Collected data entries
►

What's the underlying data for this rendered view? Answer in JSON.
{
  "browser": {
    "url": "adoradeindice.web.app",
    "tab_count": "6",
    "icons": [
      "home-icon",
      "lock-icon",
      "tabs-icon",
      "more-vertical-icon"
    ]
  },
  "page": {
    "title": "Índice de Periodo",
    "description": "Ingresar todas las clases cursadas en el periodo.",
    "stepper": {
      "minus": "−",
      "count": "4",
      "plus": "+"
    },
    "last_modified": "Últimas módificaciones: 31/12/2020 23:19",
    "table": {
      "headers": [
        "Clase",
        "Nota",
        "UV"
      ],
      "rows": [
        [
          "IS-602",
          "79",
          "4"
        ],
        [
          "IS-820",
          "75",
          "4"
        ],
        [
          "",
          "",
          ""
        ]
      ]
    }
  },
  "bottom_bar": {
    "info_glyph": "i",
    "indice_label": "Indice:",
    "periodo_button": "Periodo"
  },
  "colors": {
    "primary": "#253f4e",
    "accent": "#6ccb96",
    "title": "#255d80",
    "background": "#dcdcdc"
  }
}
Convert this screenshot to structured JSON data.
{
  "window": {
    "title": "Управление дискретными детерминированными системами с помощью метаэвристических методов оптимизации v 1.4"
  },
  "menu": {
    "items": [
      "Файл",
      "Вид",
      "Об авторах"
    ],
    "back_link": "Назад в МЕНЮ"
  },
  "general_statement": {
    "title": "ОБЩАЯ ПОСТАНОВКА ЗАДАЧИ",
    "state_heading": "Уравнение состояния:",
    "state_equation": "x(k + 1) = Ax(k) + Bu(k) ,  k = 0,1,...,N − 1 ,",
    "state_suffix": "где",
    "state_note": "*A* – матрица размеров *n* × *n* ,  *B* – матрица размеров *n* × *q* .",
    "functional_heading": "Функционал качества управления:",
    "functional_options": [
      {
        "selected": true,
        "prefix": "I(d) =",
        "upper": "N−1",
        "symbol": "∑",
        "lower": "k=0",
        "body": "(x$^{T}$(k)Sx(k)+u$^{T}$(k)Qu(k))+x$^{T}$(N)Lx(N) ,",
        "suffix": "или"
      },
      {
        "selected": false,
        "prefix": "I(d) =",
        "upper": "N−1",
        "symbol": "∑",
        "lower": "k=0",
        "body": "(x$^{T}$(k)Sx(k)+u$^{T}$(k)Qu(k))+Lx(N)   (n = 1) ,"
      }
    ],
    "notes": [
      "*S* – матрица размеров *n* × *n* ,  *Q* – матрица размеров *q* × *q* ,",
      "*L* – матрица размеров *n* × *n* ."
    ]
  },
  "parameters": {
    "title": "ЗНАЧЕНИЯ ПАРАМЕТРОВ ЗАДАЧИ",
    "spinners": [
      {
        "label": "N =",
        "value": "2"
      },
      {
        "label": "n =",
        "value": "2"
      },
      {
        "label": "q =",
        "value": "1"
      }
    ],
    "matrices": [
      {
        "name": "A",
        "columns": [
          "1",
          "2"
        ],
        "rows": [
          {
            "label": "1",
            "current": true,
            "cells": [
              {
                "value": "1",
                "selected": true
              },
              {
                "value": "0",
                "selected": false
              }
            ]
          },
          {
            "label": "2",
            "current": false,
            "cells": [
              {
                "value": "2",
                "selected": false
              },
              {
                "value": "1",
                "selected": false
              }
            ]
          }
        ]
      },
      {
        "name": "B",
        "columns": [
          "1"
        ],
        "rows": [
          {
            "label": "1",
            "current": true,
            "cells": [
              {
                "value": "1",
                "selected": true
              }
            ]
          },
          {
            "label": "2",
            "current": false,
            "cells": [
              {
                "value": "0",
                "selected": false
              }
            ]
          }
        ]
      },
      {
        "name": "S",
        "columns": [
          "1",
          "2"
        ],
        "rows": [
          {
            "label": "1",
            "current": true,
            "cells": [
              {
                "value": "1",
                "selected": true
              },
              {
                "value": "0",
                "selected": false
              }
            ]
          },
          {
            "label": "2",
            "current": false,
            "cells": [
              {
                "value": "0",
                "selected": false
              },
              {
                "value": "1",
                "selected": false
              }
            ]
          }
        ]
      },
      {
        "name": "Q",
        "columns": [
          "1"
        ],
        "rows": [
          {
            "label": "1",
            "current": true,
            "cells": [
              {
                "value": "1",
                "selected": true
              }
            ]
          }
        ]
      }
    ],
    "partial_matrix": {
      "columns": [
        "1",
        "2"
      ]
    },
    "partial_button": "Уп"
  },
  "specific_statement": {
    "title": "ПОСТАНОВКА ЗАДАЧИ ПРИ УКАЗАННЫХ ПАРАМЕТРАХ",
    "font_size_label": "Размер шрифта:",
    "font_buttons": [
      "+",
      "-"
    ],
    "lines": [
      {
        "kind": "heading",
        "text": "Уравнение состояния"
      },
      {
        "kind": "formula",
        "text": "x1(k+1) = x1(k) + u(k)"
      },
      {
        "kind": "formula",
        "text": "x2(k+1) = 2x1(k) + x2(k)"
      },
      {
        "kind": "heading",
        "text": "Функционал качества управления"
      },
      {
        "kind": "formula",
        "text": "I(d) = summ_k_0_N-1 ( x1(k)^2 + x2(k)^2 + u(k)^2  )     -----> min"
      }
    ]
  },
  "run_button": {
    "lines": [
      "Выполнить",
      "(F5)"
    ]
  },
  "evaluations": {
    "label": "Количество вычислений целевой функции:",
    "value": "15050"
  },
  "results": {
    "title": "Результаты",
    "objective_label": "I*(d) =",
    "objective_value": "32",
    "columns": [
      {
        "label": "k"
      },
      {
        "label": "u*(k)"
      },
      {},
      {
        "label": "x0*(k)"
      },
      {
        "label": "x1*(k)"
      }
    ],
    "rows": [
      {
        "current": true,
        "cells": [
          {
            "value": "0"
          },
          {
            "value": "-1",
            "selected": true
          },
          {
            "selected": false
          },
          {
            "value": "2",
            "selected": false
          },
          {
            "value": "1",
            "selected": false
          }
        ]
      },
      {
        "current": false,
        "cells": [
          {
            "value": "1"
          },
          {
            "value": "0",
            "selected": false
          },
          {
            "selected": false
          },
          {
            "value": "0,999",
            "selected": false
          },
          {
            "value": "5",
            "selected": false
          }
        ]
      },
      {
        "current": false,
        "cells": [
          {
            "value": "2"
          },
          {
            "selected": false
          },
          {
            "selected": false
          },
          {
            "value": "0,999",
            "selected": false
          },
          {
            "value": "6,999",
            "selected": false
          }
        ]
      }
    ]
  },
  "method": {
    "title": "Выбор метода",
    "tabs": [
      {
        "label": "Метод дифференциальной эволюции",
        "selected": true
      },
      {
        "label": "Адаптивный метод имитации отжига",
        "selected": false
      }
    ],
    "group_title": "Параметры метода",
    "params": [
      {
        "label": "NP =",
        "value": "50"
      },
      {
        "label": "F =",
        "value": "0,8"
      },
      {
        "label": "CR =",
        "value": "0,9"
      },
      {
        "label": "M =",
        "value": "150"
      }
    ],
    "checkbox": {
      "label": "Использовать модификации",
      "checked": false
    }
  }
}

◄

» **DESCRIPTION OF THE TASK**
Looking at the records above, tally the lines holding "матрица" and reply with that number only.

» **REPLY TO THE TASK**
3